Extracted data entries
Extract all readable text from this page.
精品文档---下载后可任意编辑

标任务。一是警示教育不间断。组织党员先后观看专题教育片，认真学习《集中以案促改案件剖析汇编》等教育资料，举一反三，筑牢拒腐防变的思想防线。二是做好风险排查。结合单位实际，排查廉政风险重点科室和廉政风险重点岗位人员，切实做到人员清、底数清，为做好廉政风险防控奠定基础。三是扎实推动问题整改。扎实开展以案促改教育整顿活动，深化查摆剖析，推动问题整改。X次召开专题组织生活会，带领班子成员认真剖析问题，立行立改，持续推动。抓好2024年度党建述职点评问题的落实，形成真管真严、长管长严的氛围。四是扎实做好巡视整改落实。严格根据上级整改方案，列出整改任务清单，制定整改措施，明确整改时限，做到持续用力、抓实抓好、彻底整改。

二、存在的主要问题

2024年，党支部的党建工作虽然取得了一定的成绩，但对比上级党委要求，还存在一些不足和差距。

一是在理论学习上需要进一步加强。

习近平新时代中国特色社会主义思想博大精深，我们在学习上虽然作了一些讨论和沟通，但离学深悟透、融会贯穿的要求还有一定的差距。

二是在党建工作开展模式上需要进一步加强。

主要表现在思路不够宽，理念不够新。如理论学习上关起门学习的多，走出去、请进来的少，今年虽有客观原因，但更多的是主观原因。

Written task =
Transcribe every entry exactly.

Right answer =
Extract all readable text from this page.
精品文档---下载后可任意编辑

标任务。一是警示教育不间断。组织党员先后观看专题教育片，认真学习《集中以案促改案件剖析汇编》等教育资料，举一反三，筑牢拒腐防变的思想防线。二是做好风险排查。结合单位实际，排查廉政风险重点科室和廉政风险重点岗位人员，切实做到人员清、底数清，为做好廉政风险防控奠定基础。三是扎实推动问题整改。扎实开展以案促改教育整顿活动，深化查摆剖析，推动问题整改。X次召开专题组织生活会，带领班子成员认真剖析问题，立行立改，持续推动。抓好2024年度党建述职点评问题的落实，形成真管真严、长管长严的氛围。四是扎实做好巡视整改落实。严格根据上级整改方案，列出整改任务清单，制定整改措施，明确整改时限，做到持续用力、抓实抓好、彻底整改。

二、存在的主要问题

2024年，党支部的党建工作虽然取得了一定的成绩，但对比上级党委要求，还存在一些不足和差距。

一是在理论学习上需要进一步加强。

习近平新时代中国特色社会主义思想博大精深，我们在学习上虽然作了一些讨论和沟通，但离学深悟透、融会贯穿的要求还有一定的差距。

二是在党建工作开展模式上需要进一步加强。

主要表现在思路不够宽，理念不够新。如理论学习上关起门学习的多，走出去、请进来的少，今年虽有客观原因，但更多的是主观原因。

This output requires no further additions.